→ **Task data**:
=====
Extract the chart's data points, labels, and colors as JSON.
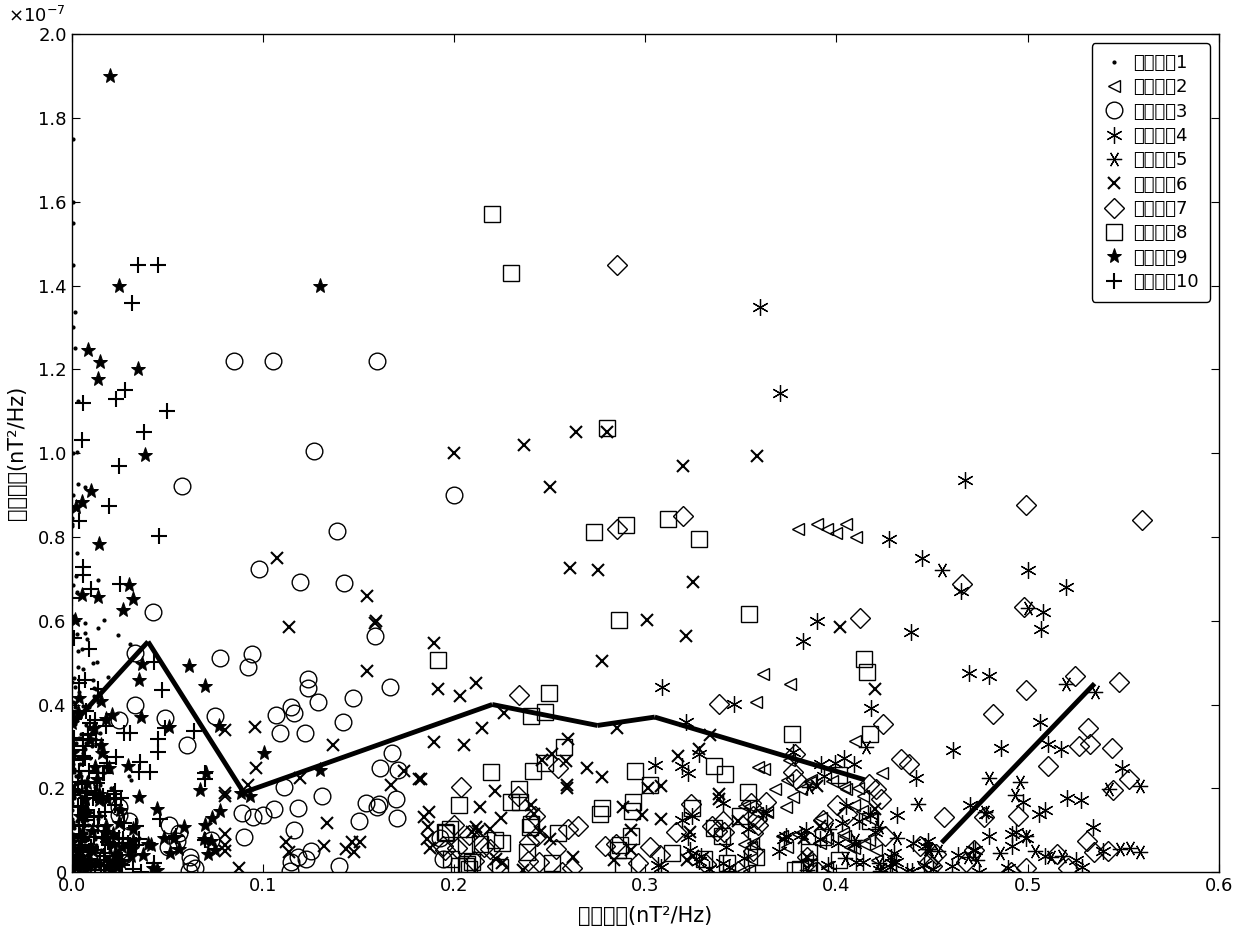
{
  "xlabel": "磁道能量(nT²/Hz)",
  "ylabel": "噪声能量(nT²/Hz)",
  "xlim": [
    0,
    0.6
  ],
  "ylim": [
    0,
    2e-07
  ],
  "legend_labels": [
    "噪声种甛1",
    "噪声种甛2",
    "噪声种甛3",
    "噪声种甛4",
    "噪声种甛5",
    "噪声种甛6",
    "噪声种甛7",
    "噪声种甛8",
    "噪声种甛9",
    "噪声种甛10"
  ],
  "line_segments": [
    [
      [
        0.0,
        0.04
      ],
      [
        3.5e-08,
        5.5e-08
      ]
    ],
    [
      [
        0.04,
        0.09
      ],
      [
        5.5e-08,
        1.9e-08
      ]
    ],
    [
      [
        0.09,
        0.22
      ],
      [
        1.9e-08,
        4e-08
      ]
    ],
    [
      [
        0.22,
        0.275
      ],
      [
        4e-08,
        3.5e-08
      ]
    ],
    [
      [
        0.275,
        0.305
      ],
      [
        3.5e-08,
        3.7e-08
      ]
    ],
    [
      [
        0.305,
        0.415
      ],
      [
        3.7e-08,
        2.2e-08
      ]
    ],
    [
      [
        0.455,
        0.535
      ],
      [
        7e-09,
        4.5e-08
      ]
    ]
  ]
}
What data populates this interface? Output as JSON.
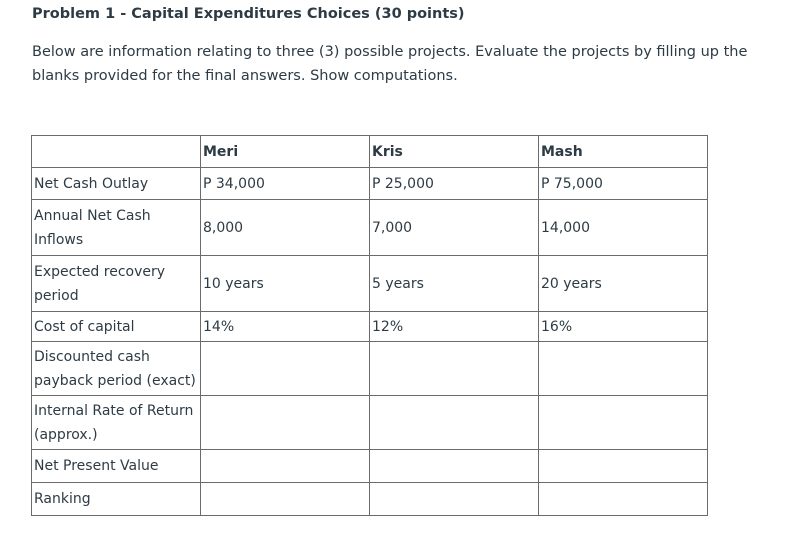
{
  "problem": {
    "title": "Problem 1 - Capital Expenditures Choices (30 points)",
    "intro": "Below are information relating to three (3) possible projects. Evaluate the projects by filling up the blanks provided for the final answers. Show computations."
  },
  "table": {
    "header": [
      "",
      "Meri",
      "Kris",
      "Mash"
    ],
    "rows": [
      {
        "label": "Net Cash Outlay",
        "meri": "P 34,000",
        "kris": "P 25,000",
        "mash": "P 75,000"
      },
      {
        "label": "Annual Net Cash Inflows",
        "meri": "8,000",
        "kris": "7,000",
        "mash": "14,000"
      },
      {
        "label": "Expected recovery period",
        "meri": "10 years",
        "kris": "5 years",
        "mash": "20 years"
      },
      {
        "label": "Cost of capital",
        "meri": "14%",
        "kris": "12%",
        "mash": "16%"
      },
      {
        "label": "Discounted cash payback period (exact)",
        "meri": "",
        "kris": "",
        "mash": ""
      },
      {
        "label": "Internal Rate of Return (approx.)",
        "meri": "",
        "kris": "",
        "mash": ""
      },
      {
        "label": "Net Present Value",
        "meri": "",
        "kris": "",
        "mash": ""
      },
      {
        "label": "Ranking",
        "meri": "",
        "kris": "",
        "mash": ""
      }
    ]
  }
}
=====
→ **To be done**: Retype, word for word, only the lines from the line with "What data populates" to the final line of the listing above; the pictures do not belong in the copy.

→ **Output for this exercise**:
What data populates this interface? Output as JSON.
{
  "problem": {
    "title": "Problem 1 - Capital Expenditures Choices (30 points)",
    "intro": "Below are information relating to three (3) possible projects. Evaluate the projects by filling up the blanks provided for the final answers. Show computations."
  },
  "table": {
    "header": [
      "",
      "Meri",
      "Kris",
      "Mash"
    ],
    "rows": [
      {
        "label": "Net Cash Outlay",
        "meri": "P 34,000",
        "kris": "P 25,000",
        "mash": "P 75,000"
      },
      {
        "label": "Annual Net Cash Inflows",
        "meri": "8,000",
        "kris": "7,000",
        "mash": "14,000"
      },
      {
        "label": "Expected recovery period",
        "meri": "10 years",
        "kris": "5 years",
        "mash": "20 years"
      },
      {
        "label": "Cost of capital",
        "meri": "14%",
        "kris": "12%",
        "mash": "16%"
      },
      {
        "label": "Discounted cash payback period (exact)",
        "meri": "",
        "kris": "",
        "mash": ""
      },
      {
        "label": "Internal Rate of Return (approx.)",
        "meri": "",
        "kris": "",
        "mash": ""
      },
      {
        "label": "Net Present Value",
        "meri": "",
        "kris": "",
        "mash": ""
      },
      {
        "label": "Ranking",
        "meri": "",
        "kris": "",
        "mash": ""
      }
    ]
  }
}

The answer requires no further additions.